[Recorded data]
● ● ● ●

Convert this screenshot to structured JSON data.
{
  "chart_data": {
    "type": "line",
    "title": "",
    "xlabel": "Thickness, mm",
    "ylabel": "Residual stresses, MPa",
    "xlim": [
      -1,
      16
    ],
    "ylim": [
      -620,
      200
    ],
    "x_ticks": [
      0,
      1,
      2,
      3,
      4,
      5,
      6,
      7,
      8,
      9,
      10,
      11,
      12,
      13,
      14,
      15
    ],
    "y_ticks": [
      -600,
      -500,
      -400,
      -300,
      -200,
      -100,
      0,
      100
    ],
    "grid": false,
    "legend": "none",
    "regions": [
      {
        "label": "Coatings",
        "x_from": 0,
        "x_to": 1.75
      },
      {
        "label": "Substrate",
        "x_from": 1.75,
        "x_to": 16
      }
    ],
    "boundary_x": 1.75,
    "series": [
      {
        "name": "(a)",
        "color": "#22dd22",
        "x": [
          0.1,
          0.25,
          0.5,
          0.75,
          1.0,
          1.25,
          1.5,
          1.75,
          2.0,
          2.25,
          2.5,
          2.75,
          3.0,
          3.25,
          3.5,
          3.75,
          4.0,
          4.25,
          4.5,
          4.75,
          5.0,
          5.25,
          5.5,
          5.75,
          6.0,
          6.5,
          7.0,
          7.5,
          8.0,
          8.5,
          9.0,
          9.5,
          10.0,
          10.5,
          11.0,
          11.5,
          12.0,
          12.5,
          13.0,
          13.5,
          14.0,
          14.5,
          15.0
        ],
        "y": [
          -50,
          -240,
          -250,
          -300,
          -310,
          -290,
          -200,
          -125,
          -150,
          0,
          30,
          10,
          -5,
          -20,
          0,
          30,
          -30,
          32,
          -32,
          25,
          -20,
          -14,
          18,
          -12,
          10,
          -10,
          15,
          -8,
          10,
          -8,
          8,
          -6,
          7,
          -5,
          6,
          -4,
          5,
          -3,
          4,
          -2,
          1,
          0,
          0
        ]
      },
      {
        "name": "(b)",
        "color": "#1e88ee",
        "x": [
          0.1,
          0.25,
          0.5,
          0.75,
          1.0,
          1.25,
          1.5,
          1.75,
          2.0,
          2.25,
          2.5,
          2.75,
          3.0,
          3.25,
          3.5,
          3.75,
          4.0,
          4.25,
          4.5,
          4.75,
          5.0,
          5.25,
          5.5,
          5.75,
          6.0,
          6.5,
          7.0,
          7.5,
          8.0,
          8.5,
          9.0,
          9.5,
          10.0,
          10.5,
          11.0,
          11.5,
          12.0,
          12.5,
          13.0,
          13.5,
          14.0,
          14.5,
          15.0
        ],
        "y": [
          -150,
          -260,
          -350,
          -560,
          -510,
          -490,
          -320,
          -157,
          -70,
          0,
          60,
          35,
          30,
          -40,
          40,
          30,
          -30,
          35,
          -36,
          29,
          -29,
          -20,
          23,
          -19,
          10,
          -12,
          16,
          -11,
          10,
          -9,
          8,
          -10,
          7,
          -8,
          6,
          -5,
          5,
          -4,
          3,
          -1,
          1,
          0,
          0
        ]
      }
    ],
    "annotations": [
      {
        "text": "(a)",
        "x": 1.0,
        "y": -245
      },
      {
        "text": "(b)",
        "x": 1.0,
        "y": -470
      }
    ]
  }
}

● ● ● ●

• PROBLEM TO SOLVE: Extract the listing in its entirety, matching it exactly.

• TASK SOLUTION:
Convert this screenshot to structured JSON data.
{
  "chart_data": {
    "type": "line",
    "title": "",
    "xlabel": "Thickness, mm",
    "ylabel": "Residual stresses, MPa",
    "xlim": [
      -1,
      16
    ],
    "ylim": [
      -620,
      200
    ],
    "x_ticks": [
      0,
      1,
      2,
      3,
      4,
      5,
      6,
      7,
      8,
      9,
      10,
      11,
      12,
      13,
      14,
      15
    ],
    "y_ticks": [
      -600,
      -500,
      -400,
      -300,
      -200,
      -100,
      0,
      100
    ],
    "grid": false,
    "legend": "none",
    "regions": [
      {
        "label": "Coatings",
        "x_from": 0,
        "x_to": 1.75
      },
      {
        "label": "Substrate",
        "x_from": 1.75,
        "x_to": 16
      }
    ],
    "boundary_x": 1.75,
    "series": [
      {
        "name": "(a)",
        "color": "#22dd22",
        "x": [
          0.1,
          0.25,
          0.5,
          0.75,
          1.0,
          1.25,
          1.5,
          1.75,
          2.0,
          2.25,
          2.5,
          2.75,
          3.0,
          3.25,
          3.5,
          3.75,
          4.0,
          4.25,
          4.5,
          4.75,
          5.0,
          5.25,
          5.5,
          5.75,
          6.0,
          6.5,
          7.0,
          7.5,
          8.0,
          8.5,
          9.0,
          9.5,
          10.0,
          10.5,
          11.0,
          11.5,
          12.0,
          12.5,
          13.0,
          13.5,
          14.0,
          14.5,
          15.0
        ],
        "y": [
          -50,
          -240,
          -250,
          -300,
          -310,
          -290,
          -200,
          -125,
          -150,
          0,
          30,
          10,
          -5,
          -20,
          0,
          30,
          -30,
          32,
          -32,
          25,
          -20,
          -14,
          18,
          -12,
          10,
          -10,
          15,
          -8,
          10,
          -8,
          8,
          -6,
          7,
          -5,
          6,
          -4,
          5,
          -3,
          4,
          -2,
          1,
          0,
          0
        ]
      },
      {
        "name": "(b)",
        "color": "#1e88ee",
        "x": [
          0.1,
          0.25,
          0.5,
          0.75,
          1.0,
          1.25,
          1.5,
          1.75,
          2.0,
          2.25,
          2.5,
          2.75,
          3.0,
          3.25,
          3.5,
          3.75,
          4.0,
          4.25,
          4.5,
          4.75,
          5.0,
          5.25,
          5.5,
          5.75,
          6.0,
          6.5,
          7.0,
          7.5,
          8.0,
          8.5,
          9.0,
          9.5,
          10.0,
          10.5,
          11.0,
          11.5,
          12.0,
          12.5,
          13.0,
          13.5,
          14.0,
          14.5,
          15.0
        ],
        "y": [
          -150,
          -260,
          -350,
          -560,
          -510,
          -490,
          -320,
          -157,
          -70,
          0,
          60,
          35,
          30,
          -40,
          40,
          30,
          -30,
          35,
          -36,
          29,
          -29,
          -20,
          23,
          -19,
          10,
          -12,
          16,
          -11,
          10,
          -9,
          8,
          -10,
          7,
          -8,
          6,
          -5,
          5,
          -4,
          3,
          -1,
          1,
          0,
          0
        ]
      }
    ],
    "annotations": [
      {
        "text": "(a)",
        "x": 1.0,
        "y": -245
      },
      {
        "text": "(b)",
        "x": 1.0,
        "y": -470
      }
    ]
  }
}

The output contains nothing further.